» **SET PROBLEM**
Pull out every line below that holds the word "Positive".

[START DATA TO USE]

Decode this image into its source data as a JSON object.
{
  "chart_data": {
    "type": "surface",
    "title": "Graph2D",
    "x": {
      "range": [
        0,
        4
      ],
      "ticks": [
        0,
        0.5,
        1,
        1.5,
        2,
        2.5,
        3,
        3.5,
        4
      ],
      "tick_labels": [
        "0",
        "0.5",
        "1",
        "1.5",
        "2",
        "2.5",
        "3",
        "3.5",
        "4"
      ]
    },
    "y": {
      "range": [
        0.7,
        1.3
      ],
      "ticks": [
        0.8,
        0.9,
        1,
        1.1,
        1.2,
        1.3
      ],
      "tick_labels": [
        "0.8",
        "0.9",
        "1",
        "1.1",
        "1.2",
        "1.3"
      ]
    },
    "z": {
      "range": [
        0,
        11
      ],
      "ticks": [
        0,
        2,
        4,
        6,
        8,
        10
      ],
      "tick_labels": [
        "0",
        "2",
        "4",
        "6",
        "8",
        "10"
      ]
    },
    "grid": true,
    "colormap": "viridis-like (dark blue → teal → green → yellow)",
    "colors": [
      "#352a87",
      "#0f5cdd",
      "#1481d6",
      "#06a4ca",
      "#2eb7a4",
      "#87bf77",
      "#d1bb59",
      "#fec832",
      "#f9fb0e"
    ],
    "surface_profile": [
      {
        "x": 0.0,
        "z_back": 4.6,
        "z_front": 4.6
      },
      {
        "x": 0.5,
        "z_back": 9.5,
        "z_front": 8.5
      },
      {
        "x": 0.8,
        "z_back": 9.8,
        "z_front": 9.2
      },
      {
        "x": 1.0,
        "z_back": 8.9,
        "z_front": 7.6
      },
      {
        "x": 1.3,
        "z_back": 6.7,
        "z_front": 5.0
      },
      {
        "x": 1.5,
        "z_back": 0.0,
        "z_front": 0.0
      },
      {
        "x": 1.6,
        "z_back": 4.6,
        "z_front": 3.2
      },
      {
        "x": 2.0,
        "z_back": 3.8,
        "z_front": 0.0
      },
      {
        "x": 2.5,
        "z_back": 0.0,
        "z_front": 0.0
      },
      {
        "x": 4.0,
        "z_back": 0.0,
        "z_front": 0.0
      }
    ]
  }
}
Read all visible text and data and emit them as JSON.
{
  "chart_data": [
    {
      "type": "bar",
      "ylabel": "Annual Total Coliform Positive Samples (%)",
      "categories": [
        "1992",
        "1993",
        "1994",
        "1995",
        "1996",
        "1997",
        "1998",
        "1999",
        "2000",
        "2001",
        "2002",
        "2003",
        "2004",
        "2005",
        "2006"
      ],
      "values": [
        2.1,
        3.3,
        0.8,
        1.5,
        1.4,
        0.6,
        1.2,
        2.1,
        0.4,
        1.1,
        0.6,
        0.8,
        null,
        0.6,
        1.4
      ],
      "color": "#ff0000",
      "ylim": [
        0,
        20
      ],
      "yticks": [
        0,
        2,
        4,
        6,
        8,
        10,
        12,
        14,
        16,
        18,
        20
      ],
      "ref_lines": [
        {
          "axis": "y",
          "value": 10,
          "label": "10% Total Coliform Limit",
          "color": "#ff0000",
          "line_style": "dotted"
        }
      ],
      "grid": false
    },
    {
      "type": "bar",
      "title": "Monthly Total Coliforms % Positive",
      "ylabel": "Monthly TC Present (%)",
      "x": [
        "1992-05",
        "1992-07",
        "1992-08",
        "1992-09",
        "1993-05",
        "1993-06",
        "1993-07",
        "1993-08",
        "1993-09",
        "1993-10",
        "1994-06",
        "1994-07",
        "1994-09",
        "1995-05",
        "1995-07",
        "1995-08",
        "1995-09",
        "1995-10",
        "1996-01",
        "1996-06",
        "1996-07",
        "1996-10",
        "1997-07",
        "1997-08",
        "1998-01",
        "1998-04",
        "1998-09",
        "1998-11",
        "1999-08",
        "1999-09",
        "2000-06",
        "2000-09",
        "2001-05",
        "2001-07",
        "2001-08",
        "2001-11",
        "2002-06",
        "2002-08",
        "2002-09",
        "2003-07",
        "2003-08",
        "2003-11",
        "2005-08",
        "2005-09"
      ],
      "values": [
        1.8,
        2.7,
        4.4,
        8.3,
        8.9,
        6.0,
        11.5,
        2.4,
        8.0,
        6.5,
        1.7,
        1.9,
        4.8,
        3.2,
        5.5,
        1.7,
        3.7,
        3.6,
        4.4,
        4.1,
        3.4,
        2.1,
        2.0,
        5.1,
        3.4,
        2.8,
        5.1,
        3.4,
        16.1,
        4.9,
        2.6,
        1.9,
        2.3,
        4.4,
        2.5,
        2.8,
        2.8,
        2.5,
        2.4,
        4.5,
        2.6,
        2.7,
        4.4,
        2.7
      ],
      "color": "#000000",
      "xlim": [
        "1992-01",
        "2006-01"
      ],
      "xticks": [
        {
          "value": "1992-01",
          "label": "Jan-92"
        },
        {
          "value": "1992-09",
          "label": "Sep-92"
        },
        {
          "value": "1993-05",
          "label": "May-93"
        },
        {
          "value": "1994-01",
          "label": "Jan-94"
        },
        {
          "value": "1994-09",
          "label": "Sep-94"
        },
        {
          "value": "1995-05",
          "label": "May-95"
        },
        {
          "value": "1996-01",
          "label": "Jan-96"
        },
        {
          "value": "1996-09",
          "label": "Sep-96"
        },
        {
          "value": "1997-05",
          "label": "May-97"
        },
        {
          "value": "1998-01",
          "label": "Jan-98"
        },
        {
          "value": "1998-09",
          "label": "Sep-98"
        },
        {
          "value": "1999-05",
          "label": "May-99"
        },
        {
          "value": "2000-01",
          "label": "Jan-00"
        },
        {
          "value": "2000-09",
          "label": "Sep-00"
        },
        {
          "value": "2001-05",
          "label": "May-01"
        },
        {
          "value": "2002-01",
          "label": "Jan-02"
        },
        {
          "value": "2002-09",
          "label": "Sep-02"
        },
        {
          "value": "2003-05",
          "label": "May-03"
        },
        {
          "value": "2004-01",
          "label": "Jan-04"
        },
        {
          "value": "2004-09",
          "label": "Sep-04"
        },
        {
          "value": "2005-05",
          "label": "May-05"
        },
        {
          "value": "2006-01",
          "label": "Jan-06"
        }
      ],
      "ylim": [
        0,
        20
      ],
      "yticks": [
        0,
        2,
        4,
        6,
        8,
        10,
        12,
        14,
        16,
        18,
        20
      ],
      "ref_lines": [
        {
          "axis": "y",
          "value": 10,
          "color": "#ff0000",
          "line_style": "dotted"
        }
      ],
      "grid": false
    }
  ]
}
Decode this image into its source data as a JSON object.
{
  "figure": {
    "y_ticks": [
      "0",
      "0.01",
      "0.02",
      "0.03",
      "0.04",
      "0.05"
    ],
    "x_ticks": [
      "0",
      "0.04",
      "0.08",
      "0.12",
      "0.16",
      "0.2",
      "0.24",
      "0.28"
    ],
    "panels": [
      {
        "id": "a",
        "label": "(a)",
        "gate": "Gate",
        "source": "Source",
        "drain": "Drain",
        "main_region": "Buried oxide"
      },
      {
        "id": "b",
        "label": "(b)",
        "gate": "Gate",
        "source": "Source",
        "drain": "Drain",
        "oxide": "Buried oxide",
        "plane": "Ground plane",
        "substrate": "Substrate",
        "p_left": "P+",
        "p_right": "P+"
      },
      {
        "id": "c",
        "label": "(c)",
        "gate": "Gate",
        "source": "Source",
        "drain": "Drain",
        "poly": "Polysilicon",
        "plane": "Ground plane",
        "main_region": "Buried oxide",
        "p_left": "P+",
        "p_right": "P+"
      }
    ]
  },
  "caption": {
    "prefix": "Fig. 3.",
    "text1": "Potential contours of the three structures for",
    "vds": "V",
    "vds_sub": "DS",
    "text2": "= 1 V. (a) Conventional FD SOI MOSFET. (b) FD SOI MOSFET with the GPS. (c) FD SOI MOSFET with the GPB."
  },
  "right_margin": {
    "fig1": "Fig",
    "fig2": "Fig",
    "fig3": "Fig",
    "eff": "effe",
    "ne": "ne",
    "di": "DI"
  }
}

[END DATA TO USE]

» **RESULT**
      "ylabel": "Annual Total Coliform Positive Samples (%)",
      "title": "Monthly Total Coliforms % Positive",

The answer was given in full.